== TASK DESCRIPTION ==
Scan the listing that follows and report how many lines contain "النبي". Write the number alone.

--- start PROVIDED DATA ---

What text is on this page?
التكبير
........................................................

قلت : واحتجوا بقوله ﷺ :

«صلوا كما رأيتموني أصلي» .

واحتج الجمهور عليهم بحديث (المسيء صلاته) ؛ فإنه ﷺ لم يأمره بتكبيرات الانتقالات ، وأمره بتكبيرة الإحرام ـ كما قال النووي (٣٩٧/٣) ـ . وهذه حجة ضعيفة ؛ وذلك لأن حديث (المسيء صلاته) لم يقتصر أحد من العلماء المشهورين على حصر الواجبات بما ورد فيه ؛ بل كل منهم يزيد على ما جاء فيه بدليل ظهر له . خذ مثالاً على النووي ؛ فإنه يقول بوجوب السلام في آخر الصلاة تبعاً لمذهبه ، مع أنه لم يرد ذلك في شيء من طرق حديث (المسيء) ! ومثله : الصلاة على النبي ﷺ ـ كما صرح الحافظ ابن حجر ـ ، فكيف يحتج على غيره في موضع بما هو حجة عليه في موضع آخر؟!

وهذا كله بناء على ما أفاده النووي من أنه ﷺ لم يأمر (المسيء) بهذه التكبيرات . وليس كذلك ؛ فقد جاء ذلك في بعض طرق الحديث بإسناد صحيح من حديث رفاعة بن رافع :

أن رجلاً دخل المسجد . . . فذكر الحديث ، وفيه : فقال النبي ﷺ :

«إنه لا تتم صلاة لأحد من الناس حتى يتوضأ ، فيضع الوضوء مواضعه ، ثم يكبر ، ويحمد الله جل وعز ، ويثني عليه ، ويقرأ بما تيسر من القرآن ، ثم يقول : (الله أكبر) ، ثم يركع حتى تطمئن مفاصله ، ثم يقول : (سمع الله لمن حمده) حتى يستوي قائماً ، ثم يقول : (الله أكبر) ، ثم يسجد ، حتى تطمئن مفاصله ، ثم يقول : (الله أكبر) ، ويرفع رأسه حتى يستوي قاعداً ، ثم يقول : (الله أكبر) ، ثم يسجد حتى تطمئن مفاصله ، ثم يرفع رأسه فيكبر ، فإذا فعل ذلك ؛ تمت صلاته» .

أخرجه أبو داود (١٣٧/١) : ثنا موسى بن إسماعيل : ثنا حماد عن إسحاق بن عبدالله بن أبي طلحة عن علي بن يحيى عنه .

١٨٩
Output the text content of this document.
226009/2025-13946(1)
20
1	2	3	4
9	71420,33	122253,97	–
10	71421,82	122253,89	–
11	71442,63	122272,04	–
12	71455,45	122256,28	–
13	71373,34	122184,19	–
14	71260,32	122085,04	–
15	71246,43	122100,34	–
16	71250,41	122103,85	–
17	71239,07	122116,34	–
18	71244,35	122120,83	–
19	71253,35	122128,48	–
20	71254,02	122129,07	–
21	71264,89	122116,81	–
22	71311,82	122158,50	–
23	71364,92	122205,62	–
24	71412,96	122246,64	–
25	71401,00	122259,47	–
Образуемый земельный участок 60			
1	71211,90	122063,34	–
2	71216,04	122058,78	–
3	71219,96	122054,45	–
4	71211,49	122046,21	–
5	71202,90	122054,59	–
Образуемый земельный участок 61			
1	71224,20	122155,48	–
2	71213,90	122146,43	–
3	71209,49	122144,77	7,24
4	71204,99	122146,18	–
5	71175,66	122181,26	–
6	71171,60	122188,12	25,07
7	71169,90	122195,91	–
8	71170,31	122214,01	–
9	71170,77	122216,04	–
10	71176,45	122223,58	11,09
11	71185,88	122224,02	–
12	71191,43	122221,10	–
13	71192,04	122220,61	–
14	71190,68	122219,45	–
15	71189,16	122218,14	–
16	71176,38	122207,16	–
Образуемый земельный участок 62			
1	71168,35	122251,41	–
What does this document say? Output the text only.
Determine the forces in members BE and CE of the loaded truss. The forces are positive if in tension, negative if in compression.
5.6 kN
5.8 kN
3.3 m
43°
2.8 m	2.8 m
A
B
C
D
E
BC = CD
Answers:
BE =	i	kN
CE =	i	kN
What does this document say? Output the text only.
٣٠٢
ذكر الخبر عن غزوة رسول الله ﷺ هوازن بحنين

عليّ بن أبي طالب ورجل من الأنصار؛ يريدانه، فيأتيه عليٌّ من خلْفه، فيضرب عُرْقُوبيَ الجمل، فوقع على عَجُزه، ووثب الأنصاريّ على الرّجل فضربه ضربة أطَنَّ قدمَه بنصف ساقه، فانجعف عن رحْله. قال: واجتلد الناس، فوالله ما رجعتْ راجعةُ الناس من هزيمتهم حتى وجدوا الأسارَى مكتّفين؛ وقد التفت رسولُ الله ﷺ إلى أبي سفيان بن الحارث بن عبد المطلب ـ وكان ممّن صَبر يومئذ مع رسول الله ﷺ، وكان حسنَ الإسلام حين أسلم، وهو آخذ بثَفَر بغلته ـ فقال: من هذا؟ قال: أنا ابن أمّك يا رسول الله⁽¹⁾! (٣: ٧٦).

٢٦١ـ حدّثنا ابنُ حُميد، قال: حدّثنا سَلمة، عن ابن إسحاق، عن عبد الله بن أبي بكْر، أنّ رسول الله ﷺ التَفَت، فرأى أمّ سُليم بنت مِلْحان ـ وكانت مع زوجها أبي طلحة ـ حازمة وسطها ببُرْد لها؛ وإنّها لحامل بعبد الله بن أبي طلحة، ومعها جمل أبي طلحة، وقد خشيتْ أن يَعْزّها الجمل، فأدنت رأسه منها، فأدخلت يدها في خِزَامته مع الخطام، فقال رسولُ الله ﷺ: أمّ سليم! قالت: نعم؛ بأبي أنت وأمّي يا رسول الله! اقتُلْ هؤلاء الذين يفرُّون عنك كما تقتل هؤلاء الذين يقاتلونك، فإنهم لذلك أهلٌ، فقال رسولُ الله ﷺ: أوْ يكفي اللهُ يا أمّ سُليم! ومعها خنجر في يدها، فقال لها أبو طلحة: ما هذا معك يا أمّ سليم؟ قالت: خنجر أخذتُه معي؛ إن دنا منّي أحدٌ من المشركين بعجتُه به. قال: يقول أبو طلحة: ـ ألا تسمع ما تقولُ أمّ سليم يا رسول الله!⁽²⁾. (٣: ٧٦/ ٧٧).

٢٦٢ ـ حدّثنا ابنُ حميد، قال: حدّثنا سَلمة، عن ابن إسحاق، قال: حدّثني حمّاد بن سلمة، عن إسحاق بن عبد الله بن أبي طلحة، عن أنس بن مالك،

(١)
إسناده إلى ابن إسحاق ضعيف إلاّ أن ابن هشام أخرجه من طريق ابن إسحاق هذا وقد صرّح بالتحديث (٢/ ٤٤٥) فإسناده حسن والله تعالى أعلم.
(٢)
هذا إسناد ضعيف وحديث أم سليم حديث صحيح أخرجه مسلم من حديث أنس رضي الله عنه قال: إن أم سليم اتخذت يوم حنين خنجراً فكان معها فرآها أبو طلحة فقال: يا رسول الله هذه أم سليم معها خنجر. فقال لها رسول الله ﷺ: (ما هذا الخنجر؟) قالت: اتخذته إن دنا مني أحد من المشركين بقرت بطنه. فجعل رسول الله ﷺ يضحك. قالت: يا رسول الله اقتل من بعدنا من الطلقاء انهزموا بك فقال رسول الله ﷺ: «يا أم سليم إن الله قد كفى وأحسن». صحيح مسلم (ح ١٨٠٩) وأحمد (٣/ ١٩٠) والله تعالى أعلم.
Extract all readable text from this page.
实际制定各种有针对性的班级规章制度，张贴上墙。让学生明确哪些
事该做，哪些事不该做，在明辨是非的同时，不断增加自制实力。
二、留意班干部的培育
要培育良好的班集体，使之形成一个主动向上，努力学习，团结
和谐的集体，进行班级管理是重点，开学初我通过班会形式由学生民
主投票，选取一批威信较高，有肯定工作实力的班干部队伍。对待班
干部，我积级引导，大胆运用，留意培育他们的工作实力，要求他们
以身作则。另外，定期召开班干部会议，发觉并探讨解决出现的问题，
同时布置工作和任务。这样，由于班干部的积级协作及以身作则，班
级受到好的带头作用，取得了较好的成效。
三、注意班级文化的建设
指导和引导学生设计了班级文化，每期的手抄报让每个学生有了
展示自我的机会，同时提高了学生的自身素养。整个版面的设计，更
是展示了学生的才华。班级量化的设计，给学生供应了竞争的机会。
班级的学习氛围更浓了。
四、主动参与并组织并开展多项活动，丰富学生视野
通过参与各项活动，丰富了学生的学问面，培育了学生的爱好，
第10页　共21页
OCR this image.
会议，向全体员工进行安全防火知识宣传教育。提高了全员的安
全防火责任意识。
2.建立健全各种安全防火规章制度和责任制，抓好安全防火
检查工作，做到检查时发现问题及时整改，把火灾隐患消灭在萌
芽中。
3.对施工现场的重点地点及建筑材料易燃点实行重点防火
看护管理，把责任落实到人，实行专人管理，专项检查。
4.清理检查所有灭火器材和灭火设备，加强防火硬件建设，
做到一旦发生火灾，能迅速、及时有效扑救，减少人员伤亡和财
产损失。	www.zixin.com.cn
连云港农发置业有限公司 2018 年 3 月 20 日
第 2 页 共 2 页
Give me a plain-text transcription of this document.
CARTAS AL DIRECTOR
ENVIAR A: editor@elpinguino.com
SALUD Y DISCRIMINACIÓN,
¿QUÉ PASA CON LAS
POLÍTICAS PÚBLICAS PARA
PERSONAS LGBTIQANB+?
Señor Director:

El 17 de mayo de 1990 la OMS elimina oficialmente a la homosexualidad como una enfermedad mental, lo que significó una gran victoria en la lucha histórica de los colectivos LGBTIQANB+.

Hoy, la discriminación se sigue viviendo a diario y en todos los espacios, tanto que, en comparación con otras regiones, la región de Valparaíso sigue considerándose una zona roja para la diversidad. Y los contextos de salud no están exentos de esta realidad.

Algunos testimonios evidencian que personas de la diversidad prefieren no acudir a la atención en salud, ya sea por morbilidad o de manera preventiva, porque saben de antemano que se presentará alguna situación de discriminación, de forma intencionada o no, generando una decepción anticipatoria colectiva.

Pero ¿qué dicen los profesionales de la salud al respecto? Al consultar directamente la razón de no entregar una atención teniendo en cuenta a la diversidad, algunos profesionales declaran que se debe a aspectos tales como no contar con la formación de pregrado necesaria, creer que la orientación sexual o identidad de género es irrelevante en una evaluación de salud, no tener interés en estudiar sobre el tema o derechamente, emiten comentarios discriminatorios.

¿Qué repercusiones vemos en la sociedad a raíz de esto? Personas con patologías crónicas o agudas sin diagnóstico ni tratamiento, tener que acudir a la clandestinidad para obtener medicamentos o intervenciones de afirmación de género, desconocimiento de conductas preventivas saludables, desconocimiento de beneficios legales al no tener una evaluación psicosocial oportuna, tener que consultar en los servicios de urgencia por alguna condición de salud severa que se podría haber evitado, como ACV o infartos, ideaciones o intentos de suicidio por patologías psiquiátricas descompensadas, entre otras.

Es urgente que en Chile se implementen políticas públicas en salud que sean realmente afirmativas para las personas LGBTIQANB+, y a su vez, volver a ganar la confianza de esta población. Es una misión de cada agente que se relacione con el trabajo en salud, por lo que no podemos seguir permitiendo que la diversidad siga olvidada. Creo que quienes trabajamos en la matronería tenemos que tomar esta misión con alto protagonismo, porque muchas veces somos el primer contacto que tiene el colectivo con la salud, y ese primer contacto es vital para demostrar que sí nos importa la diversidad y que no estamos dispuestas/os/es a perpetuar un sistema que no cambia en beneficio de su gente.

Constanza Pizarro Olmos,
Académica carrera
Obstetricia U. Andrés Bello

--- end PROVIDED DATA ---

== FULL ANSWER ==
2